— begin Information provided —

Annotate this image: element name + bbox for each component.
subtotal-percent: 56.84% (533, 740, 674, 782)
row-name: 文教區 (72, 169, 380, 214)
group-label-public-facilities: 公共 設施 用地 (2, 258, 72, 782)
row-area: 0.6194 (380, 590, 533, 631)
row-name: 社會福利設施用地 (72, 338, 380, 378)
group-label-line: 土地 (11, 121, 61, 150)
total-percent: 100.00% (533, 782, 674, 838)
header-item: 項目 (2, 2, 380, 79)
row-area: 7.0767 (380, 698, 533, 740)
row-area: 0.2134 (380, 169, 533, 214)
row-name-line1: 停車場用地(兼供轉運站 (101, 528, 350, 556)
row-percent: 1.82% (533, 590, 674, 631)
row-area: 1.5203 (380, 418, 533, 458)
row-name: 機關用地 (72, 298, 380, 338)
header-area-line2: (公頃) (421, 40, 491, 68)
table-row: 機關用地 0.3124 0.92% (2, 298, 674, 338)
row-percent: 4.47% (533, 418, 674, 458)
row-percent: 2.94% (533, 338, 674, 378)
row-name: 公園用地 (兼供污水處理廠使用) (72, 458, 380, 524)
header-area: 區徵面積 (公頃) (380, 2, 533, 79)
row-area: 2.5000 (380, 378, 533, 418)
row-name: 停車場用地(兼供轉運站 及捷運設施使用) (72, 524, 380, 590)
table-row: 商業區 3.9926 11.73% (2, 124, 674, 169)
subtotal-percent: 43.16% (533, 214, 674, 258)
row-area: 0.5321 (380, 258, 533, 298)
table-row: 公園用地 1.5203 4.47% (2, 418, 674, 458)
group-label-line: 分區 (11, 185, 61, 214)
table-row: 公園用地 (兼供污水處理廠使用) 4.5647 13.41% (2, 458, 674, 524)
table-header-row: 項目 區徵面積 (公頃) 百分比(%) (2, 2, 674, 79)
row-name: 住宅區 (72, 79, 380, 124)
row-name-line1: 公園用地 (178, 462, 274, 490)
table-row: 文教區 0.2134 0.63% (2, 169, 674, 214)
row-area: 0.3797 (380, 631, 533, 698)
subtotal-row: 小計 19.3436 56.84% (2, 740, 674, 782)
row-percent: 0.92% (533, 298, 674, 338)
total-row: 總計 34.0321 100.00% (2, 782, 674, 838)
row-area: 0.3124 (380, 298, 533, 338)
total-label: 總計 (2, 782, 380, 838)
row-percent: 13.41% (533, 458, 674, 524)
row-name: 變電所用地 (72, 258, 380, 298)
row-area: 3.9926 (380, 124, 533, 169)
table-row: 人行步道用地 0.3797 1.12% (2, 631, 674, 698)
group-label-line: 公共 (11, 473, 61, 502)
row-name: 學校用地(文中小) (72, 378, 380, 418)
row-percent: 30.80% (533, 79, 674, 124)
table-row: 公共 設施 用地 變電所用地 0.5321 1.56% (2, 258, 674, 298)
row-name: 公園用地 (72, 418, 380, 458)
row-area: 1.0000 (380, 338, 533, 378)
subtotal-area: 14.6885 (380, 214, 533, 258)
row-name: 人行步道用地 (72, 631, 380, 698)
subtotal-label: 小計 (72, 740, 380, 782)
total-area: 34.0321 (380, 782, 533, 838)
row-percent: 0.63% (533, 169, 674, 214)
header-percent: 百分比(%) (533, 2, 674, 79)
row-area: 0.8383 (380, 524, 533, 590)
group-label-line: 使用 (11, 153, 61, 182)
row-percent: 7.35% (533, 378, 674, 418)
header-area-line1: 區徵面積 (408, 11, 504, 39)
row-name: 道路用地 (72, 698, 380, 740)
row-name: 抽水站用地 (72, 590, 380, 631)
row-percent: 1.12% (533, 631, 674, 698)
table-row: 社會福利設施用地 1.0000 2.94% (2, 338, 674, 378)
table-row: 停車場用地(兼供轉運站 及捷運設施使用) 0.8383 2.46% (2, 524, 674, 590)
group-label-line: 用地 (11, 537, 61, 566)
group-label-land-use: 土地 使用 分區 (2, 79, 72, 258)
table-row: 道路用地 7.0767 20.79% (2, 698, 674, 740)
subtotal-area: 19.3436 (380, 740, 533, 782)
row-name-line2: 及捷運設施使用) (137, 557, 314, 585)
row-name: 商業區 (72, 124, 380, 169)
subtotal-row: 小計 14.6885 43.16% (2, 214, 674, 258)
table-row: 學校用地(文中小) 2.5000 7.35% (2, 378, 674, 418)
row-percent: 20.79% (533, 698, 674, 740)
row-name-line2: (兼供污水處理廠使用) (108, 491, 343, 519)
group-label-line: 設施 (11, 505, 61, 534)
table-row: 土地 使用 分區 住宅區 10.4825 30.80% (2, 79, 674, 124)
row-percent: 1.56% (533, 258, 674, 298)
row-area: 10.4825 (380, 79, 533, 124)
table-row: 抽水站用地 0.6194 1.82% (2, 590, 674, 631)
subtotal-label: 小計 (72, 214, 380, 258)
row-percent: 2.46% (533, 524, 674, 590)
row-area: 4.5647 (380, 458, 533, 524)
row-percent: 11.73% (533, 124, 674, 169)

— end Information provided —

Exercise goal: Can you output the entire listing above again, every line unchanged and in the same order?

Exercise output:
Annotate this image: element name + bbox for each component.
subtotal-percent: 56.84% (533, 740, 674, 782)
row-name: 文教區 (72, 169, 380, 214)
group-label-public-facilities: 公共 設施 用地 (2, 258, 72, 782)
row-area: 0.6194 (380, 590, 533, 631)
row-name: 社會福利設施用地 (72, 338, 380, 378)
group-label-line: 土地 (11, 121, 61, 150)
total-percent: 100.00% (533, 782, 674, 838)
header-item: 項目 (2, 2, 380, 79)
row-area: 7.0767 (380, 698, 533, 740)
row-area: 0.2134 (380, 169, 533, 214)
row-name-line1: 停車場用地(兼供轉運站 (101, 528, 350, 556)
row-percent: 1.82% (533, 590, 674, 631)
row-area: 1.5203 (380, 418, 533, 458)
row-name: 機關用地 (72, 298, 380, 338)
header-area-line2: (公頃) (421, 40, 491, 68)
table-row: 機關用地 0.3124 0.92% (2, 298, 674, 338)
row-percent: 4.47% (533, 418, 674, 458)
row-percent: 2.94% (533, 338, 674, 378)
row-name: 公園用地 (兼供污水處理廠使用) (72, 458, 380, 524)
header-area: 區徵面積 (公頃) (380, 2, 533, 79)
row-area: 2.5000 (380, 378, 533, 418)
row-name: 停車場用地(兼供轉運站 及捷運設施使用) (72, 524, 380, 590)
table-row: 商業區 3.9926 11.73% (2, 124, 674, 169)
subtotal-percent: 43.16% (533, 214, 674, 258)
row-area: 0.5321 (380, 258, 533, 298)
table-row: 公園用地 1.5203 4.47% (2, 418, 674, 458)
group-label-line: 分區 (11, 185, 61, 214)
table-row: 公園用地 (兼供污水處理廠使用) 4.5647 13.41% (2, 458, 674, 524)
table-header-row: 項目 區徵面積 (公頃) 百分比(%) (2, 2, 674, 79)
row-name: 住宅區 (72, 79, 380, 124)
row-name-line1: 公園用地 (178, 462, 274, 490)
table-row: 文教區 0.2134 0.63% (2, 169, 674, 214)
row-area: 0.3797 (380, 631, 533, 698)
subtotal-row: 小計 19.3436 56.84% (2, 740, 674, 782)
row-percent: 0.92% (533, 298, 674, 338)
total-row: 總計 34.0321 100.00% (2, 782, 674, 838)
row-area: 0.3124 (380, 298, 533, 338)
total-label: 總計 (2, 782, 380, 838)
row-percent: 13.41% (533, 458, 674, 524)
row-name: 變電所用地 (72, 258, 380, 298)
row-area: 3.9926 (380, 124, 533, 169)
table-row: 人行步道用地 0.3797 1.12% (2, 631, 674, 698)
group-label-line: 公共 (11, 473, 61, 502)
row-name: 學校用地(文中小) (72, 378, 380, 418)
row-percent: 30.80% (533, 79, 674, 124)
table-row: 公共 設施 用地 變電所用地 0.5321 1.56% (2, 258, 674, 298)
row-name: 公園用地 (72, 418, 380, 458)
row-area: 1.0000 (380, 338, 533, 378)
subtotal-area: 14.6885 (380, 214, 533, 258)
row-name: 人行步道用地 (72, 631, 380, 698)
subtotal-label: 小計 (72, 740, 380, 782)
total-area: 34.0321 (380, 782, 533, 838)
row-percent: 0.63% (533, 169, 674, 214)
header-percent: 百分比(%) (533, 2, 674, 79)
row-area: 0.8383 (380, 524, 533, 590)
group-label-line: 使用 (11, 153, 61, 182)
row-percent: 7.35% (533, 378, 674, 418)
header-area-line1: 區徵面積 (408, 11, 504, 39)
row-name: 道路用地 (72, 698, 380, 740)
row-name: 抽水站用地 (72, 590, 380, 631)
row-percent: 1.12% (533, 631, 674, 698)
table-row: 社會福利設施用地 1.0000 2.94% (2, 338, 674, 378)
table-row: 停車場用地(兼供轉運站 及捷運設施使用) 0.8383 2.46% (2, 524, 674, 590)
group-label-line: 用地 (11, 537, 61, 566)
group-label-land-use: 土地 使用 分區 (2, 79, 72, 258)
table-row: 道路用地 7.0767 20.79% (2, 698, 674, 740)
subtotal-area: 19.3436 (380, 740, 533, 782)
row-name-line2: 及捷運設施使用) (137, 557, 314, 585)
row-name: 商業區 (72, 124, 380, 169)
subtotal-row: 小計 14.6885 43.16% (2, 214, 674, 258)
table-row: 學校用地(文中小) 2.5000 7.35% (2, 378, 674, 418)
row-percent: 20.79% (533, 698, 674, 740)
row-name-line2: (兼供污水處理廠使用) (108, 491, 343, 519)
group-label-line: 設施 (11, 505, 61, 534)
table-row: 土地 使用 分區 住宅區 10.4825 30.80% (2, 79, 674, 124)
row-percent: 1.56% (533, 258, 674, 298)
row-area: 10.4825 (380, 79, 533, 124)
table-row: 抽水站用地 0.6194 1.82% (2, 590, 674, 631)
subtotal-label: 小計 (72, 214, 380, 258)
row-percent: 2.46% (533, 524, 674, 590)
row-area: 4.5647 (380, 458, 533, 524)
row-percent: 11.73% (533, 124, 674, 169)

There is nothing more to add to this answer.